- _GOAL_:
Every line that contains the word "Liver" should be copied.

- _Excerpts from a figure dataset_:
— start —

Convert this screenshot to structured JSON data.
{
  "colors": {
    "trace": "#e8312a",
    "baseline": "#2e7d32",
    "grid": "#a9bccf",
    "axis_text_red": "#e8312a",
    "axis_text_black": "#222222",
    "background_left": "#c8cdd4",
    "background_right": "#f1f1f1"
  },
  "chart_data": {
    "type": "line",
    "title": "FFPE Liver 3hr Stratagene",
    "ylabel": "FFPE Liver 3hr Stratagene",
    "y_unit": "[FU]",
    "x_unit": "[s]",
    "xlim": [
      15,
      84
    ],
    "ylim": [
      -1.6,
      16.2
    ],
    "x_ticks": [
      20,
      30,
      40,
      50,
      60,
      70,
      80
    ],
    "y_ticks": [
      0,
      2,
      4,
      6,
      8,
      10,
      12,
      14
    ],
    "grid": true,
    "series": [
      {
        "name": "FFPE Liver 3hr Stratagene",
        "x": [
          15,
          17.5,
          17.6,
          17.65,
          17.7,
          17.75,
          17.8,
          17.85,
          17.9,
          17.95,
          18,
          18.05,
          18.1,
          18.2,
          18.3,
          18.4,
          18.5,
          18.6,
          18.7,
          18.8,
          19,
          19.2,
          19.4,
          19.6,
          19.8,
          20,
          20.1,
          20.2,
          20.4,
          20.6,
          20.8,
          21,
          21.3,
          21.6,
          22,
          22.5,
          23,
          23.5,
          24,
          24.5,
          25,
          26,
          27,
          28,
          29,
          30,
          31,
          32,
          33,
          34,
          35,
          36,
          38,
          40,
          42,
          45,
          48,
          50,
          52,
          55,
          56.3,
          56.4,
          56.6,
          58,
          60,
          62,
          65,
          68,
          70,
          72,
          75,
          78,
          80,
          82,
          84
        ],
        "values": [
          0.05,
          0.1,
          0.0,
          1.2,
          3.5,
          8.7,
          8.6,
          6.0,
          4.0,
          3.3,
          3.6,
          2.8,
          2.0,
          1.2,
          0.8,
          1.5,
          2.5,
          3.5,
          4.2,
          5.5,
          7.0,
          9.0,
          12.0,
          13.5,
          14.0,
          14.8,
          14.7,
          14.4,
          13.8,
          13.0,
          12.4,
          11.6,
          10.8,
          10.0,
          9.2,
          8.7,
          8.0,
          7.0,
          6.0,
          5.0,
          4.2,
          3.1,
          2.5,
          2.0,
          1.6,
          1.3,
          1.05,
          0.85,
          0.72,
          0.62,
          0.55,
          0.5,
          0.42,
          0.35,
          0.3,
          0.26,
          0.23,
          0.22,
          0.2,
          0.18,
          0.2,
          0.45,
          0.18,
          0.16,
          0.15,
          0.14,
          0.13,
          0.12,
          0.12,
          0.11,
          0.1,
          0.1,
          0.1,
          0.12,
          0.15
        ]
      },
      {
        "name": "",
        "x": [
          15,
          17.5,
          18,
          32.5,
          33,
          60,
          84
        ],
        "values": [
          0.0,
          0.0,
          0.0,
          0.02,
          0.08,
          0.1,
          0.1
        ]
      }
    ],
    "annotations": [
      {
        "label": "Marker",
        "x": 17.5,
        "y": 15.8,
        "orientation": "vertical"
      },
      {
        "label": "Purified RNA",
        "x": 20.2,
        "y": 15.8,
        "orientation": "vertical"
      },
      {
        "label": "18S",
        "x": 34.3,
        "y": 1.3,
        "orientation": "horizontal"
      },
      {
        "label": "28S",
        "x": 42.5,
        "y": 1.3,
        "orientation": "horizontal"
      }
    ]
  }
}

— end —

- _COMPLETED EXERCISE_:
    "title": "FFPE Liver 3hr Stratagene",
    "ylabel": "FFPE Liver 3hr Stratagene",
        "name": "FFPE Liver 3hr Stratagene",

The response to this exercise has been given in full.